- _Records supplied_

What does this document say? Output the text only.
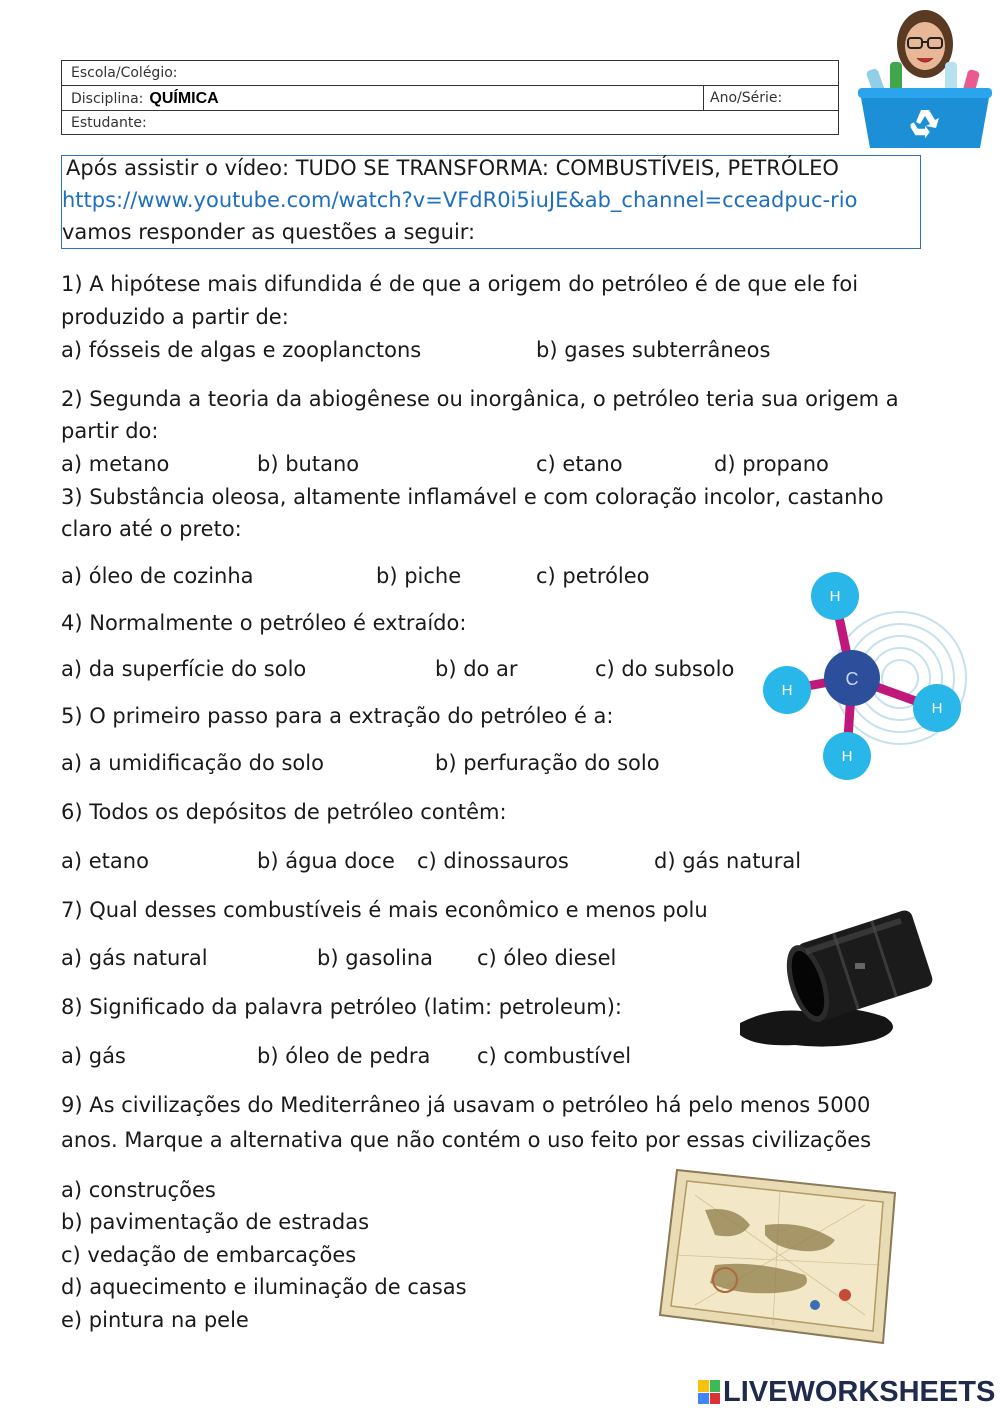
Escola/Colégio:
Disciplina: QUÍMICA	Ano/Série:
Estudante:
Após assistir o vídeo: TUDO SE TRANSFORMA: COMBUSTÍVEIS, PETRÓLEO
https://www.youtube.com/watch?v=VFdR0i5iuJE&ab_channel=cceadpuc-rio
vamos responder as questões a seguir:
1) A hipótese mais difundida é de que a origem do petróleo é de que ele foi
produzido a partir de:
a) fósseis de algas e zooplanctons	b) gases subterrâneos
2) Segunda a teoria da abiogênese ou inorgânica, o petróleo teria sua origem a
partir do:
a) metano	b) butano	c) etano	d) propano
3) Substância oleosa, altamente inflamável e com coloração incolor, castanho
claro até o preto:
a) óleo de cozinha	b) piche	c) petróleo
4) Normalmente o petróleo é extraído:
a) da superfície do solo	b) do ar	c) do subsolo
5) O primeiro passo para a extração do petróleo é a:
a) a umidificação do solo	b) perfuração do solo
C
H
H
H
H
6) Todos os depósitos de petróleo contêm:
a) etano	b) água doce c) dinossauros	d) gás natural
7) Qual desses combustíveis é mais econômico e menos polu
a) gás natural	b) gasolina c) óleo diesel
8) Significado da palavra petróleo (latim: petroleum):
a) gás	b) óleo de pedra c) combustível
9) As civilizações do Mediterrâneo já usavam o petróleo há pelo menos 5000
anos. Marque a alternativa que não contém o uso feito por essas civilizações
a) construções
b) pavimentação de estradas
c) vedação de embarcações
d) aquecimento e iluminação de casas
e) pintura na pele
LIVEWORKSHEETS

- _Exercise_
Extract all the entries word for word; omit any pictures.

- _Correct output_
What does this document say? Output the text only.
Escola/Colégio:
Disciplina: QUÍMICA	Ano/Série:
Estudante:
Após assistir o vídeo: TUDO SE TRANSFORMA: COMBUSTÍVEIS, PETRÓLEO
https://www.youtube.com/watch?v=VFdR0i5iuJE&ab_channel=cceadpuc-rio
vamos responder as questões a seguir:
1) A hipótese mais difundida é de que a origem do petróleo é de que ele foi
produzido a partir de:
a) fósseis de algas e zooplanctons	b) gases subterrâneos
2) Segunda a teoria da abiogênese ou inorgânica, o petróleo teria sua origem a
partir do:
a) metano	b) butano	c) etano	d) propano
3) Substância oleosa, altamente inflamável e com coloração incolor, castanho
claro até o preto:
a) óleo de cozinha	b) piche	c) petróleo
4) Normalmente o petróleo é extraído:
a) da superfície do solo	b) do ar	c) do subsolo
5) O primeiro passo para a extração do petróleo é a:
a) a umidificação do solo	b) perfuração do solo
C
H
H
H
H
6) Todos os depósitos de petróleo contêm:
a) etano	b) água doce c) dinossauros	d) gás natural
7) Qual desses combustíveis é mais econômico e menos polu
a) gás natural	b) gasolina c) óleo diesel
8) Significado da palavra petróleo (latim: petroleum):
a) gás	b) óleo de pedra c) combustível
9) As civilizações do Mediterrâneo já usavam o petróleo há pelo menos 5000
anos. Marque a alternativa que não contém o uso feito por essas civilizações
a) construções
b) pavimentação de estradas
c) vedação de embarcações
d) aquecimento e iluminação de casas
e) pintura na pele
LIVEWORKSHEETS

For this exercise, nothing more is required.